[Start of DATA RECORDS]

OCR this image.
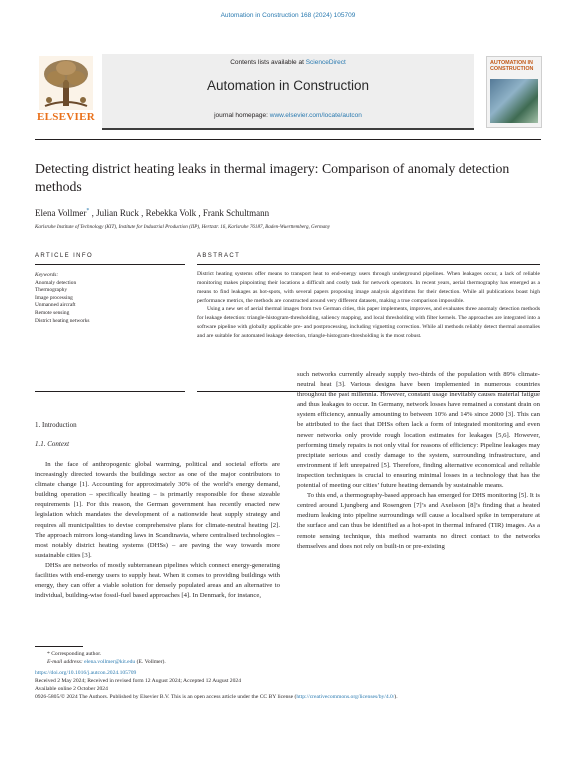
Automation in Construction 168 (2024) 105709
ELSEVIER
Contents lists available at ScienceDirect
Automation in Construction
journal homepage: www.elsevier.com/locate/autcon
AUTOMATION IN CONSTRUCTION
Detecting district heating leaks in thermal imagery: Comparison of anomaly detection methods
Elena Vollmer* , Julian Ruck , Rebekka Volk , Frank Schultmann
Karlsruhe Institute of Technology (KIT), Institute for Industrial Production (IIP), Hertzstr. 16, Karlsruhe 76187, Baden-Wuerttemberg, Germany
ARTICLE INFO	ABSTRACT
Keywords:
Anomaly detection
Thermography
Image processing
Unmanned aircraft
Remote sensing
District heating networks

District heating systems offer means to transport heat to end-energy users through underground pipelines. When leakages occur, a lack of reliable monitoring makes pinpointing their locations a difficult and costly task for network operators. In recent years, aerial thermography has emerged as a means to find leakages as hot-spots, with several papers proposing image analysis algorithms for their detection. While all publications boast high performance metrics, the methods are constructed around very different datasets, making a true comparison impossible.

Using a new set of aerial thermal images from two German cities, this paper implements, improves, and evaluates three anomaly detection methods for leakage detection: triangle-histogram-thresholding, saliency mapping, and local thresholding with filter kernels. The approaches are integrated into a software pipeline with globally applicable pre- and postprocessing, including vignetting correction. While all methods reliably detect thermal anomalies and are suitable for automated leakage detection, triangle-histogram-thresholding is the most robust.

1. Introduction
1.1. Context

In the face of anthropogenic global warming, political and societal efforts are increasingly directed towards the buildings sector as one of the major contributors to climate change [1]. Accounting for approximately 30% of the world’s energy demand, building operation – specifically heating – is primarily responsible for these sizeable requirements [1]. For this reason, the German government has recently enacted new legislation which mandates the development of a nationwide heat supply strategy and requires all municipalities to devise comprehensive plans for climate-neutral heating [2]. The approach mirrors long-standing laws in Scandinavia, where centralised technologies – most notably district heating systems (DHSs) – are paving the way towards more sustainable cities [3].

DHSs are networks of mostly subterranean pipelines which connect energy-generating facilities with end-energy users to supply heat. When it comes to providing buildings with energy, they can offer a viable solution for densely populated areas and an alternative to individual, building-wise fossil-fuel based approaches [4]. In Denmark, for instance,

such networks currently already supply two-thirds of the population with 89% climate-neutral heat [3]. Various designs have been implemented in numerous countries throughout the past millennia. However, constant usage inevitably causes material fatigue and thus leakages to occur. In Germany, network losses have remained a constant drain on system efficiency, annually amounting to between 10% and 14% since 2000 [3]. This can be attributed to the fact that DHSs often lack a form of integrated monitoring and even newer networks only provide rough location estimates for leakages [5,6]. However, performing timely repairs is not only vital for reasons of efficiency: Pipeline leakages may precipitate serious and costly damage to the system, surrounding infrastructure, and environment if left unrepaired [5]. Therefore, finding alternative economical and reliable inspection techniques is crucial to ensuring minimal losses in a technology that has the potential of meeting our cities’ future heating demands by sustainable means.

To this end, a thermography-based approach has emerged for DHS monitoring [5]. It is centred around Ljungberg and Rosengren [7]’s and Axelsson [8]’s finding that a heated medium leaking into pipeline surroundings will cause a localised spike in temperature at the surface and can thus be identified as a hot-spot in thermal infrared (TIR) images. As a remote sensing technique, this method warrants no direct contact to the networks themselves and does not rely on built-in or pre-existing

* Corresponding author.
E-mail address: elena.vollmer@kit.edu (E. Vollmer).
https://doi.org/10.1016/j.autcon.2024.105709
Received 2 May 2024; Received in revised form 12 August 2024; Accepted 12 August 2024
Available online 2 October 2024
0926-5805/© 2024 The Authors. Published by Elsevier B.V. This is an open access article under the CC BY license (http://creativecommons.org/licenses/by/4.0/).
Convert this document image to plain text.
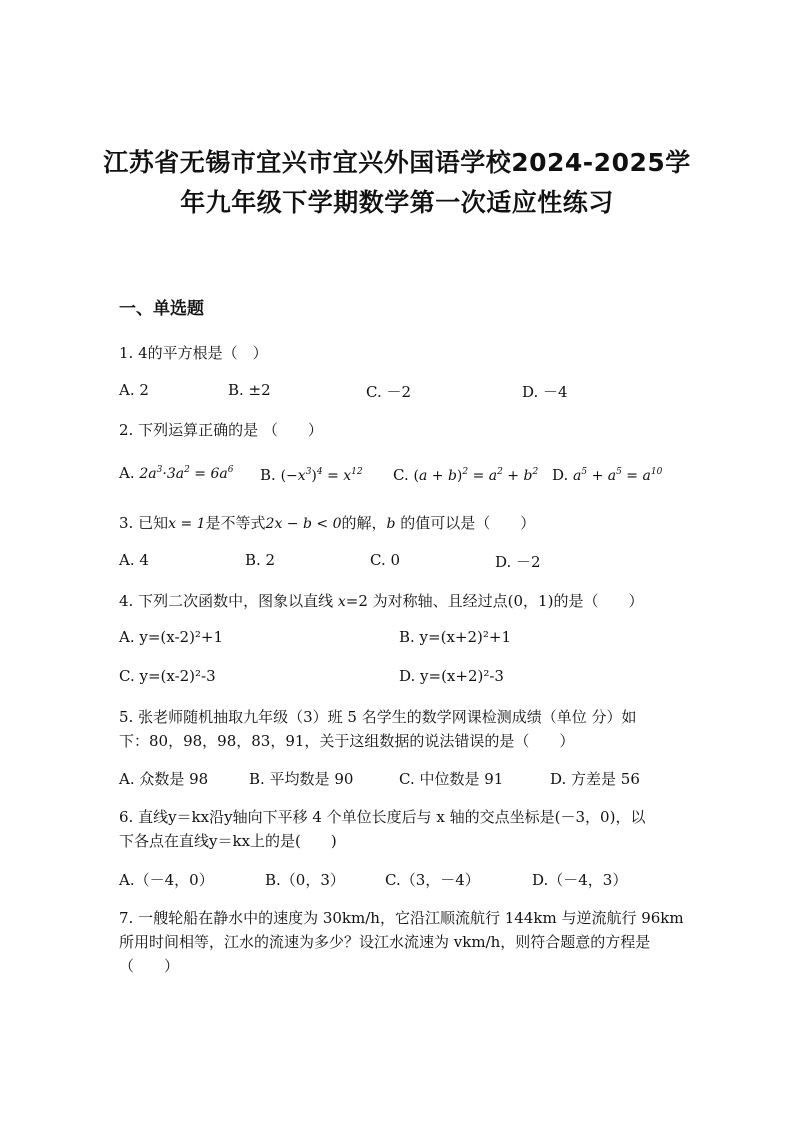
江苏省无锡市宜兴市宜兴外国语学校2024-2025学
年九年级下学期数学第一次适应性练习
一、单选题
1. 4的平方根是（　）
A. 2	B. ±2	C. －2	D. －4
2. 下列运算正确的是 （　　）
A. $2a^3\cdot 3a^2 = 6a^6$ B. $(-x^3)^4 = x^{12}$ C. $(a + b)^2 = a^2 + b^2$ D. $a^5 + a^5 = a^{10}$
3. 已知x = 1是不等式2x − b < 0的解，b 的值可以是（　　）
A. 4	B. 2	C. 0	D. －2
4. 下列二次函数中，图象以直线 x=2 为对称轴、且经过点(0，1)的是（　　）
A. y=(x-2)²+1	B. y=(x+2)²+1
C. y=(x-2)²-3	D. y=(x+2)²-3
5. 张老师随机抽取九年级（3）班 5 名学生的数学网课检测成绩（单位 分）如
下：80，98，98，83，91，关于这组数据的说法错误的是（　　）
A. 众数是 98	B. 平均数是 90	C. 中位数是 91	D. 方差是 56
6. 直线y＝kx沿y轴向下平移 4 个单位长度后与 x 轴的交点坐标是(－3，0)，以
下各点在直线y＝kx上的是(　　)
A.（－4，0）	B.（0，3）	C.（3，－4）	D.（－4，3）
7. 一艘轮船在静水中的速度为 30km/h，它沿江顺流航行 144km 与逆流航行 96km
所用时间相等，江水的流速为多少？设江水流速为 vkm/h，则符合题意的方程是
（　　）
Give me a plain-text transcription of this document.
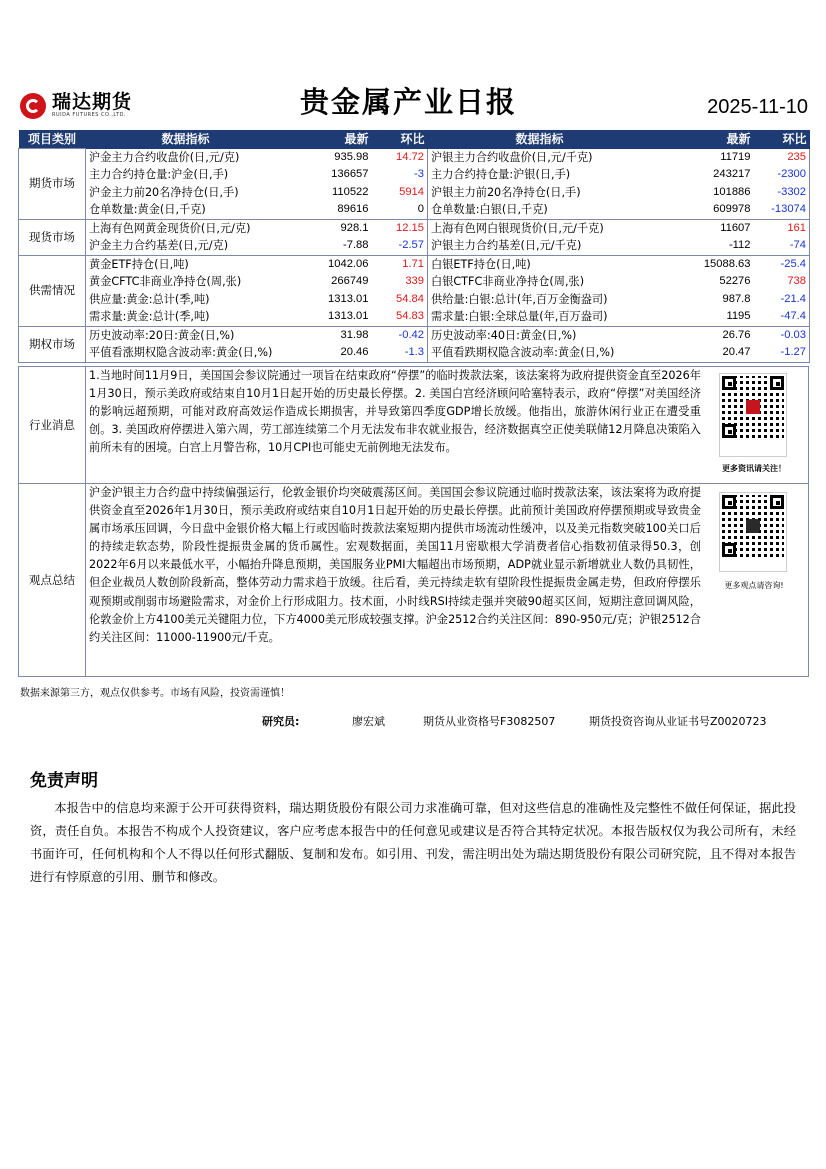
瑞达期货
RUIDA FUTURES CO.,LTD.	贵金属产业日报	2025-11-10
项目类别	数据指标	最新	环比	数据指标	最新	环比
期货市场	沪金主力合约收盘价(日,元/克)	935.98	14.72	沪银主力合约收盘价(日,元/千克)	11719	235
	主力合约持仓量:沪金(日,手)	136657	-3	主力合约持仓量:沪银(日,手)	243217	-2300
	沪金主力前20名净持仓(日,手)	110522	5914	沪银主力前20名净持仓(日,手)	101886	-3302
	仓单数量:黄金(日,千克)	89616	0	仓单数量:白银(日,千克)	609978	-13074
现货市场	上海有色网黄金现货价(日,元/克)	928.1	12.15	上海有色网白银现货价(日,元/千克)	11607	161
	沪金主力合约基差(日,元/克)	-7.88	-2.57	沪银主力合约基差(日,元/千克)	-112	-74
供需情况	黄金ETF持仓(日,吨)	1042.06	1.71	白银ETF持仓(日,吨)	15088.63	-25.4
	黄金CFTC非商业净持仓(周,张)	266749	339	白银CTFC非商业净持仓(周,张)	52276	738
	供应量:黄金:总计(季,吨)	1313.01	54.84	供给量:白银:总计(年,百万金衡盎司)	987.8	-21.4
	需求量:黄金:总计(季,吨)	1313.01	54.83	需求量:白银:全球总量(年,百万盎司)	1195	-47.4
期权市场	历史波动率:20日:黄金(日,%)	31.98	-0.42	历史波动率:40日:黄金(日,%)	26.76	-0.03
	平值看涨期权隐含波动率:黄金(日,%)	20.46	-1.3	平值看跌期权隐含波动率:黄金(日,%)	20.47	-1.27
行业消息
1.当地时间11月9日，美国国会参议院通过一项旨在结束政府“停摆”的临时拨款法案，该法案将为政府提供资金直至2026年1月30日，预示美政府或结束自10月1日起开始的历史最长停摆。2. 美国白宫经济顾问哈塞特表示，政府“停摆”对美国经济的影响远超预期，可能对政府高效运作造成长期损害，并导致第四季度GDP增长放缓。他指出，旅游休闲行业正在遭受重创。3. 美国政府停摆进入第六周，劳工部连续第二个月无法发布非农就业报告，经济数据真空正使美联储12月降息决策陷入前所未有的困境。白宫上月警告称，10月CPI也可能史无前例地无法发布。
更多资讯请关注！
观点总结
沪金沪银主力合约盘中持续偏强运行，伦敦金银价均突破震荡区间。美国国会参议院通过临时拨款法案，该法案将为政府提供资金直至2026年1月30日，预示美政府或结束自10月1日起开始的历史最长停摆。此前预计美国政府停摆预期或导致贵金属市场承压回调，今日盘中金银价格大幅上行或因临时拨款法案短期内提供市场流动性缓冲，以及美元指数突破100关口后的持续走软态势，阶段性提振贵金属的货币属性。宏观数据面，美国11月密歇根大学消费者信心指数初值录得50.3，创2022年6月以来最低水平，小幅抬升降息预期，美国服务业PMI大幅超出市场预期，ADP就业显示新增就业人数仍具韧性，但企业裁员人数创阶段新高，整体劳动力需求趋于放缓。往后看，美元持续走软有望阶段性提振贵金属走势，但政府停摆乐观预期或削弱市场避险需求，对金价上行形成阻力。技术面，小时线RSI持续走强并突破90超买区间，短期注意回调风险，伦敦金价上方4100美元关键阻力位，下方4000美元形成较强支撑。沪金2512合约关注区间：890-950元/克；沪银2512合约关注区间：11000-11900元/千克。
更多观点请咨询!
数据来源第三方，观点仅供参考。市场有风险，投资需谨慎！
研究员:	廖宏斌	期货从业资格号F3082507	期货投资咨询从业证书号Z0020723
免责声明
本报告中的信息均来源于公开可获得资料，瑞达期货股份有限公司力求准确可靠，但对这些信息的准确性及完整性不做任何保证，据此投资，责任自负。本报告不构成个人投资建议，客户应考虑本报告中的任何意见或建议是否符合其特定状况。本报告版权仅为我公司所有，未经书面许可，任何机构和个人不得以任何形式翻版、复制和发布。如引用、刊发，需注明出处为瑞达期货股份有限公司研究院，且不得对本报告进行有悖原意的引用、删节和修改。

[End of DATA RECORDS]

# WORK INSTRUCTIONS:
Write out every line of the preceding listing that contains "plain".

# EXERCISE ANSWER:
Convert this document image to plain text.
Give me a plain-text transcription of this document.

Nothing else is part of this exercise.